◆ Directions for this task ◆
Your answer is a number only: how many lines in the data below contain "supply"?

◆ Information provided ◆
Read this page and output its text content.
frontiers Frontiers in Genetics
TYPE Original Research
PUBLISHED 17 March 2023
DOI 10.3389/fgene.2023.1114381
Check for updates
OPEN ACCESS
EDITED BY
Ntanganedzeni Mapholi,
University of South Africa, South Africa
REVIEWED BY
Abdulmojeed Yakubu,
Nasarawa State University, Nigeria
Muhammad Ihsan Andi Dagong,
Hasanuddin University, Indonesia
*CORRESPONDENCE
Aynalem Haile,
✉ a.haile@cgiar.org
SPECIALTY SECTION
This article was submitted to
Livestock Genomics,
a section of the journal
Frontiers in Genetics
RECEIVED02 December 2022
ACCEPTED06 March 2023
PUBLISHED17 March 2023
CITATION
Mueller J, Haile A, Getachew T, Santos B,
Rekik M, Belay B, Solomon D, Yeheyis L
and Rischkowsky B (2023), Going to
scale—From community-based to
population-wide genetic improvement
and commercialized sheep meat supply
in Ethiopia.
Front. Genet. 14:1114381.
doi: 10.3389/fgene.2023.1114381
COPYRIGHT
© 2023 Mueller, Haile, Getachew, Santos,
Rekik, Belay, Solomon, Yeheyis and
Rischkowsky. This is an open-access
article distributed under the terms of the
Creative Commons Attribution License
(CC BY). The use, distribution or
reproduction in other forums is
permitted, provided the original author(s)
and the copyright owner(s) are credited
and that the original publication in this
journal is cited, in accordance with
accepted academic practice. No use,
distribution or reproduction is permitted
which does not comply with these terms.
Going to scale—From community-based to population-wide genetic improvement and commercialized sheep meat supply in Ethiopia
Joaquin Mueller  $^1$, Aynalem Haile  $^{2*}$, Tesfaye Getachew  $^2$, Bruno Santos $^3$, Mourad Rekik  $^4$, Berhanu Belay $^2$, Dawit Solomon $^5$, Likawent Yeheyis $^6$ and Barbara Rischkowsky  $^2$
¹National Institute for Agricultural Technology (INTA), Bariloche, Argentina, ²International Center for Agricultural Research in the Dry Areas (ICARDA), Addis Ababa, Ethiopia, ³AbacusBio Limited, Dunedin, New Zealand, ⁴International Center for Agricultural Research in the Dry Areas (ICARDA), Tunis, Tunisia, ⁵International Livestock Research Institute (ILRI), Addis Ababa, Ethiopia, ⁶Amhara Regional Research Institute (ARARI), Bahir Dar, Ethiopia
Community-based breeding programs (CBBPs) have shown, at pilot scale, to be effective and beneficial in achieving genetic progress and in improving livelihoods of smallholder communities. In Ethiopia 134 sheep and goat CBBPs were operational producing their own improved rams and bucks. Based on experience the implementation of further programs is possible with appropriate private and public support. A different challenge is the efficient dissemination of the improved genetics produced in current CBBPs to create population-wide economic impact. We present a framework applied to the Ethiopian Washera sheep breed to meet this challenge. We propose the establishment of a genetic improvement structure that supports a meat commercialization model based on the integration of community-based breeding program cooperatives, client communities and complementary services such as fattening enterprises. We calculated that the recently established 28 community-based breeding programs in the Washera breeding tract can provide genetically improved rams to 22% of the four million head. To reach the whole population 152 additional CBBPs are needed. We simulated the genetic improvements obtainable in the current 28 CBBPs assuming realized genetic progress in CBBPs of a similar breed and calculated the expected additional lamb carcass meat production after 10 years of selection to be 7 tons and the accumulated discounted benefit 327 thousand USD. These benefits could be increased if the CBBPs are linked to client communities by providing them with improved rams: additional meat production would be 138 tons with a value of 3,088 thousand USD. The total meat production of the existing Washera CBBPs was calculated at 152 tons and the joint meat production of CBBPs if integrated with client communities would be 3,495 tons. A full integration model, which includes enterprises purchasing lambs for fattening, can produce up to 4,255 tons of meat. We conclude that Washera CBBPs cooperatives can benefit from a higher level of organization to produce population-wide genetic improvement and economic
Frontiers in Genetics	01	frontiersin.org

◆ Task answer ◆
2